======== Data entries
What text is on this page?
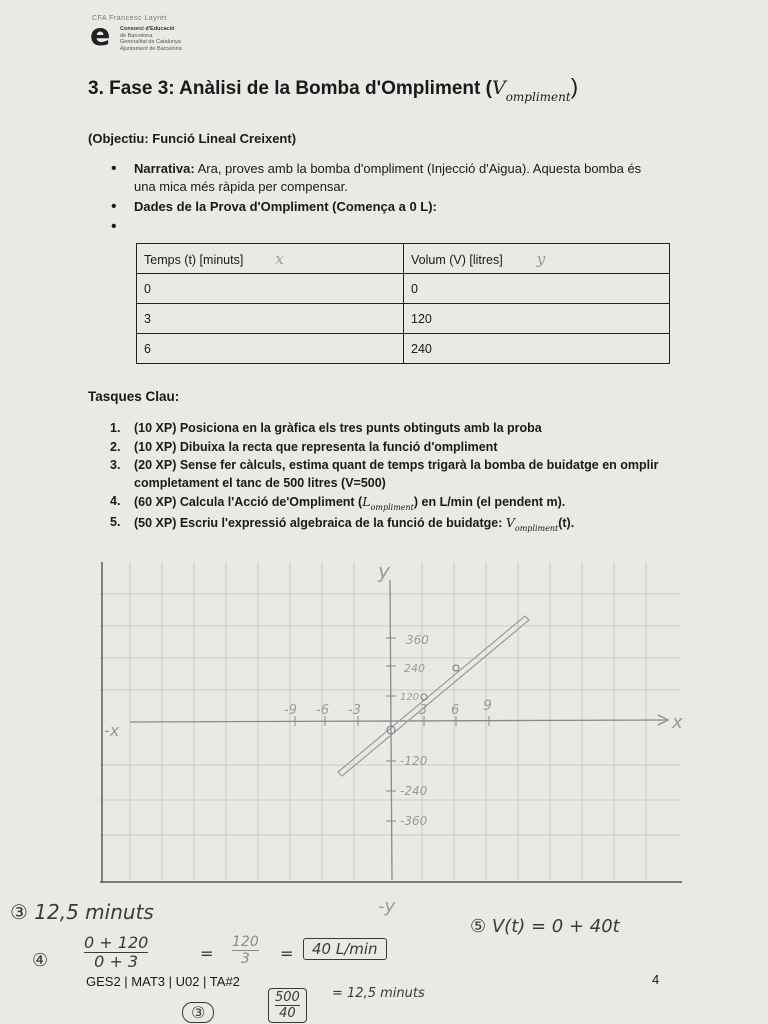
CFA Francesc Layret
e Consorci d'Educació
de Barcelona
Generalitat de Catalunya
Ajuntament de Barcelona
3. Fase 3: Anàlisi de la Bomba d'Ompliment $(V_{ompliment})$
(Objectiu: Funció Lineal Creixent)
• Narrativa: Ara, proves amb la bomba d'ompliment (Injecció d'Aigua). Aquesta bomba és una mica més ràpida per compensar.
• Dades de la Prova d'Ompliment (Comença a 0 L):
•
Temps (t) [minuts] x	Volum (V) [litres] y
0	0
3	120
6	240
Tasques Clau:
1. (10 XP) Posiciona en la gràfica els tres punts obtinguts amb la proba
2. (10 XP) Dibuixa la recta que representa la funció d'ompliment
3. (20 XP) Sense fer càlculs, estima quant de temps trigarà la bomba de buidatge en omplir completament el tanc de 500 litres (V=500)
4. (60 XP) Calcula l'Acció de'Ompliment $(L_{ompliment})$ en L/min (el pendent m).
5. (50 XP) Escriu l'expressió algebraica de la funció de buidatge: $V_{ompliment}(t)$.
y
x
-x
-9 -6 -3	3 6 9
360
240
120
-120
-240
-360
-y
③ 12,5 minuts
⑤ V(t) = 0 + 40t
④ $\frac{0 + 120}{0 + 3}$	= $\frac{120}{3}$ =	40 L/min
GES2 | MAT3 | U02 | TA#2	4
③	$\frac{500}{40} = 12,5$ minuts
================
Each line that holds the word "litres" is to be copied.

## The result
Temps (t) [minuts] x	Volum (V) [litres] y
3. (20 XP) Sense fer càlculs, estima quant de temps trigarà la bomba de buidatge en omplir completament el tanc de 500 litres (V=500)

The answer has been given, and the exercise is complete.